* Task objective
All of the data should be output character for character, except the pictures.
-- BEGIN Supplied records --
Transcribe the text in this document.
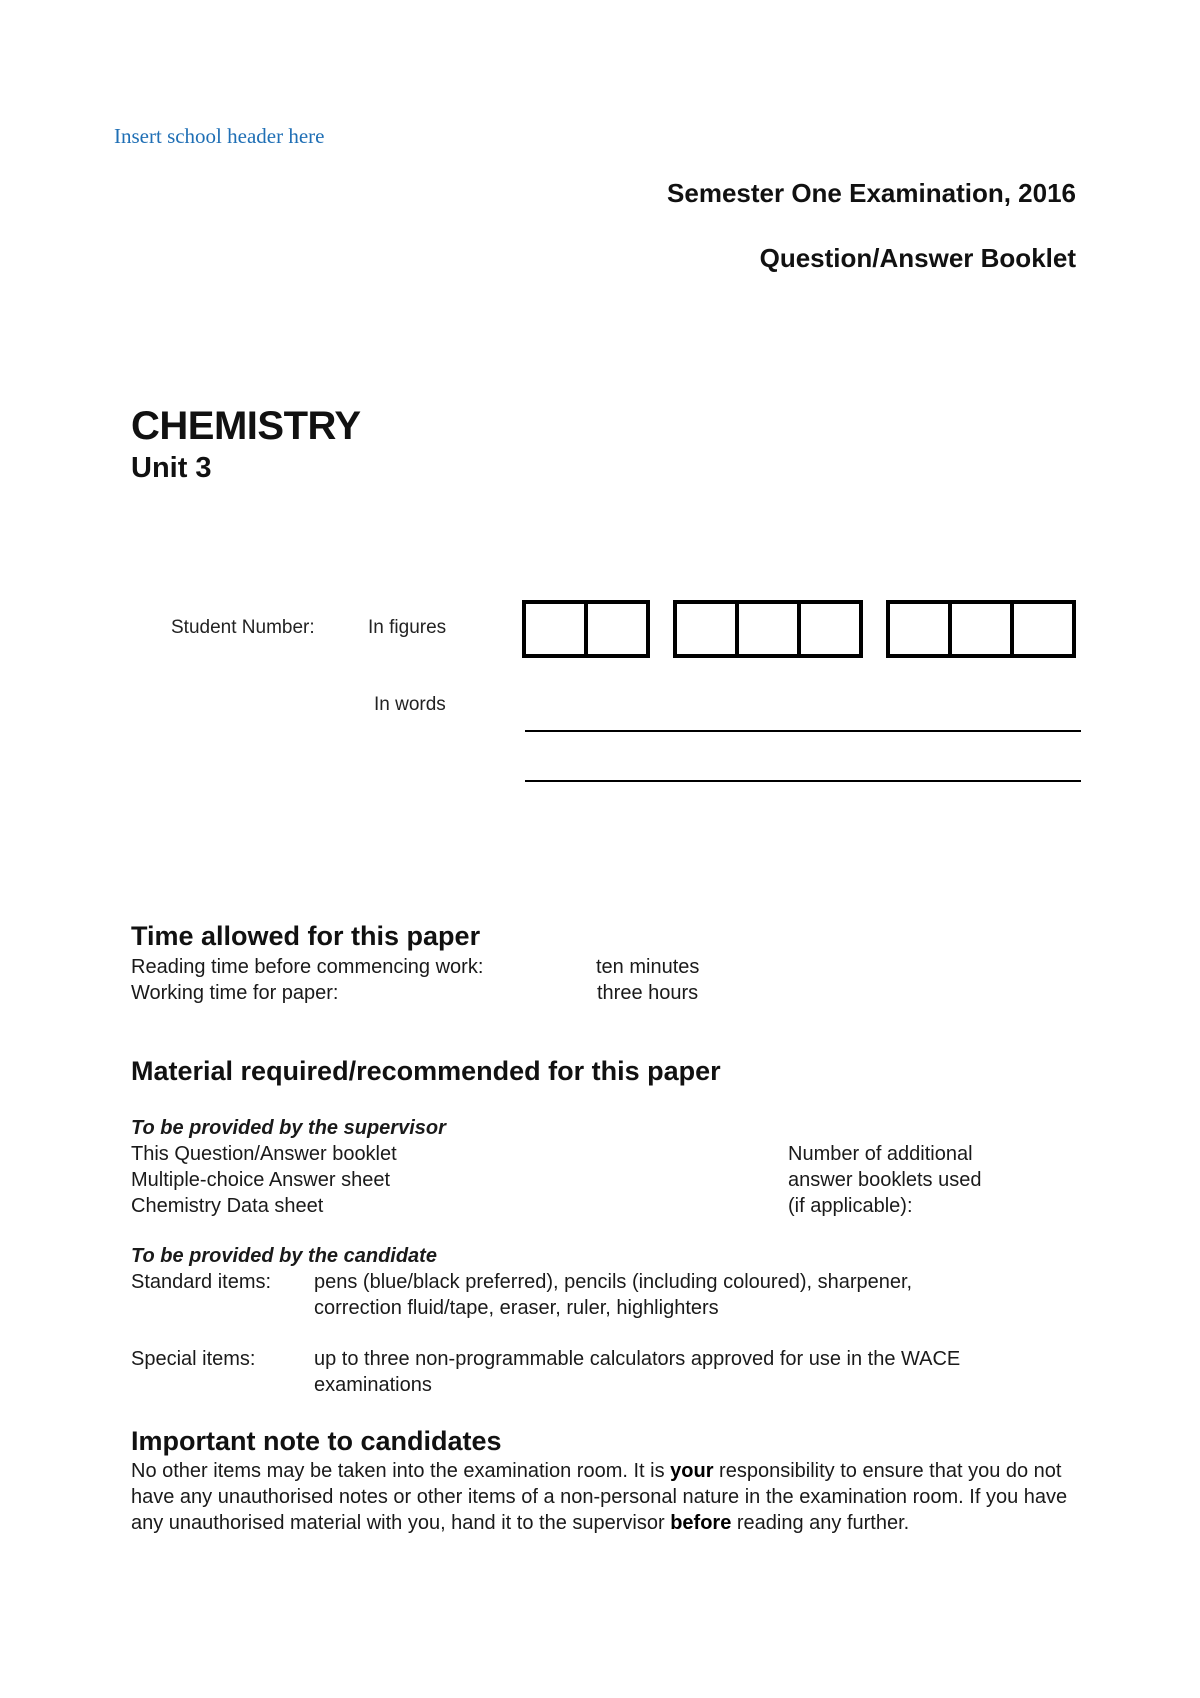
Insert school header here
Semester One Examination, 2016
Question/Answer Booklet
CHEMISTRY
Unit 3
Student Number:	In figures
In words
Time allowed for this paper
Reading time before commencing work:	ten minutes
Working time for paper:	three hours
Material required/recommended for this paper
To be provided by the supervisor
This Question/Answer booklet
Multiple-choice Answer sheet
Chemistry Data sheet
Number of additional
answer booklets used
(if applicable):
To be provided by the candidate
Standard items: pens (blue/black preferred), pencils (including coloured), sharpener,
correction fluid/tape, eraser, ruler, highlighters
Special items:	up to three non-programmable calculators approved for use in the WACE
examinations
Important note to candidates
No other items may be taken into the examination room. It is your responsibility to ensure that you do not have any unauthorised notes or other items of a non-personal nature in the examination room. If you have any unauthorised material with you, hand it to the supervisor before reading any further.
-- END Supplied records --
* Result below
Transcribe the text in this document.
Insert school header here
Semester One Examination, 2016
Question/Answer Booklet
CHEMISTRY
Unit 3
Student Number:	In figures
In words
Time allowed for this paper
Reading time before commencing work:	ten minutes
Working time for paper:	three hours
Material required/recommended for this paper
To be provided by the supervisor
This Question/Answer booklet
Multiple-choice Answer sheet
Chemistry Data sheet
Number of additional
answer booklets used
(if applicable):
To be provided by the candidate
Standard items: pens (blue/black preferred), pencils (including coloured), sharpener,
correction fluid/tape, eraser, ruler, highlighters
Special items:	up to three non-programmable calculators approved for use in the WACE
examinations
Important note to candidates
No other items may be taken into the examination room. It is your responsibility to ensure that you do not have any unauthorised notes or other items of a non-personal nature in the examination room. If you have any unauthorised material with you, hand it to the supervisor before reading any further.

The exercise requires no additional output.